DOCUMENT PASSAGE »

------

CNET News.com's Charles Cooper, who spent vacation time perusing posts about Jewish cabals and minority scams, found little holiday spirit within.

Charles Cooper Former Executive Editor / News
Charles Cooper was an executive editor at CNET News. He has covered technology and business for more than 25 years, working at CBSNews.com, the Associated Press, Computer & Software News, Computer Shopper, PC Week, and ZDNet.
Charles Cooper
3 min read
So what did I do over my winter vacation? Well, if you must know, I learned the following by poring over Internet bulletin boards: • A Jewish cabal secretly manipulates the world and is responsible for the last 100 years' worth of wars.

• Minorities--pick the shade of your choosing--are lazy, stupid, and otherwise entirely useless.

• Rat liberals are simply fink traitors in drag.

Thugs and dimwits pop up everywhere in society, and it's no surprise to find them polluting the Internet. But either they've found a better way to draw attention, or they're multiplying in numbers. I fear that it may be the latter, though admittedly, it's only my impression.

Still, when I bounced some of the quotes I found off friends, they were mildly amused that I thought this was worthy of note. "C'mon, what did I expect? After all, it's the Internet."

Yes, it is the Internet--and how depressing to realize that we've become numb and accepting--even though nowadays, you should first don flak jacket and helmet before wading into most online forums.

I came across the above-quoted pearls of wisdom on Yahoo Finance, a site that has become a watering hole for cyberbullies and nitwits--who usually turn out to be one and the same--to vent their spleen.

I'm not sure how to explain motivation. Maybe it's the subject matter. When money's involved, people easily lose their cool.

------

DATA BLOCK »
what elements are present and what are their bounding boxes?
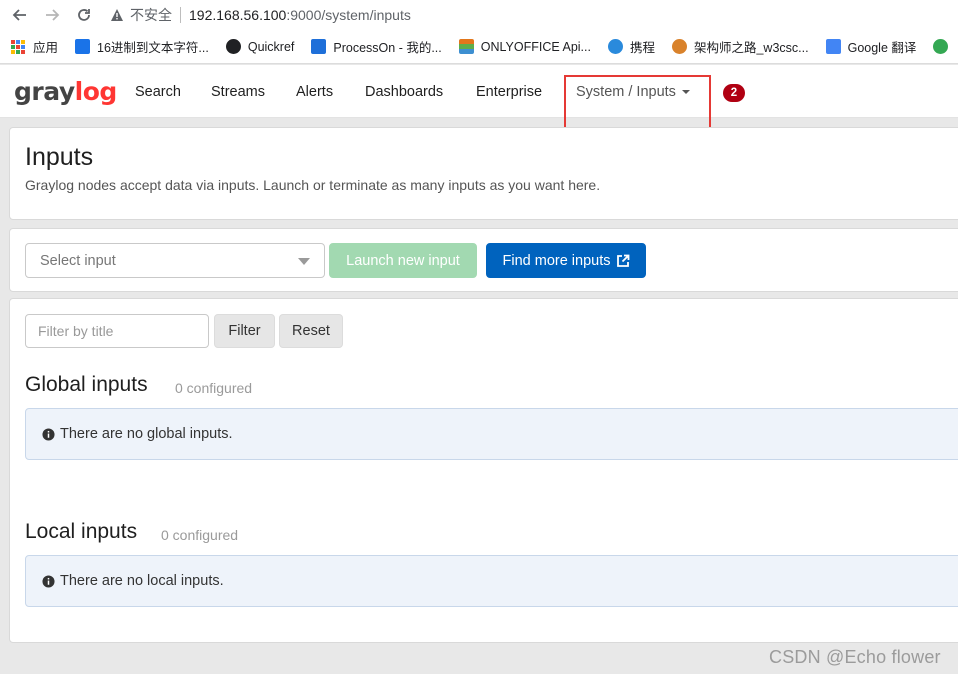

------

GIVEN INSTRUCTION 1 » Retype the column about online forums, starting at "CNET News.com's Charles" and ending at "worth of wars.".
GIVEN INSTRUCTION 2 » Extend the column about online forums, picking up after its last sentence.
The listing isn't needed for anything here.

TASK RESULT 1 »
CNET News.com's Charles Cooper, who spent vacation time perusing posts about Jewish cabals and minority scams, found little holiday spirit within.

Charles Cooper Former Executive Editor / News
Charles Cooper was an executive editor at CNET News. He has covered technology and business for more than 25 years, working at CBSNews.com, the Associated Press, Computer & Software News, Computer Shopper, PC Week, and ZDNet.
Charles Cooper
3 min read
So what did I do over my winter vacation? Well, if you must know, I learned the following by poring over Internet bulletin boards: • A Jewish cabal secretly manipulates the world and is responsible for the last 100 years' worth of wars.

TASK RESULT 2 »
Anyway, the lack of civility is not limited to Yahoo Finance. If you use the Internet regularly, the odds are high that you'll encounter unpleasant points of view. The libertarians among you will protest how this is preferable to any bogus alternative, where Big Brother rigs what you can read and free speech exists in name only.

I suppose that's true. To be fair, anyone who watches too much television or spends too much time at the corner bar is bound to encounter disagreeable blowhards who display appalling ignorance. That's true in spades about the Internet.

Still, I remember a time when Yahoo Finance was a useful tool. Anyone interested in learning about business and stocks could browse the site and pick up valuable pointers. When the Internet craze began in the late 1990s, I benefited enormously from reading posts about the dozens of new companies popping up across Silicon Valley.

Former San Jose Mercury News computer columnist Dan Gillmor was earlier than most of his peers to acknowledge the superior collective wisdom of his audience. And so it was that informed investors eager to trade ideas and challenge convention helped the Yahoo Finance community attain a certain collective wisdom.

That's ancient history.

On the Alcoa boards, one latter-day solon regularly baits liberals by questioning their patriotism, let alone their loyalty to this country. In this, he succeeds with nearly each post. Over at the Goldman Sachs forum, the goose-stepping acolytes of the Third Reich are on parade every day. And that's just for starters. (Sorry, but I'm not going to give these clowns any extra recognition by naming names or providing URL links.)

It would be too cynical to attribute Yahoo's corporate indifference to the fact that, well, page views are page views. Besides, as a card-carrying member of the Fourth Estate, who am I to tut-tut about others when everyone understands that controversy turns pages?

Yahoo and Google, and any other service, can hide behind the fact that their boards are too big to individually monitor and allocate personnel to manually investigate each complaint. That puts the onus on the rest of us to behave like mensches, as we're left to our own devices.

For better--or in this case, increasingly--for worse.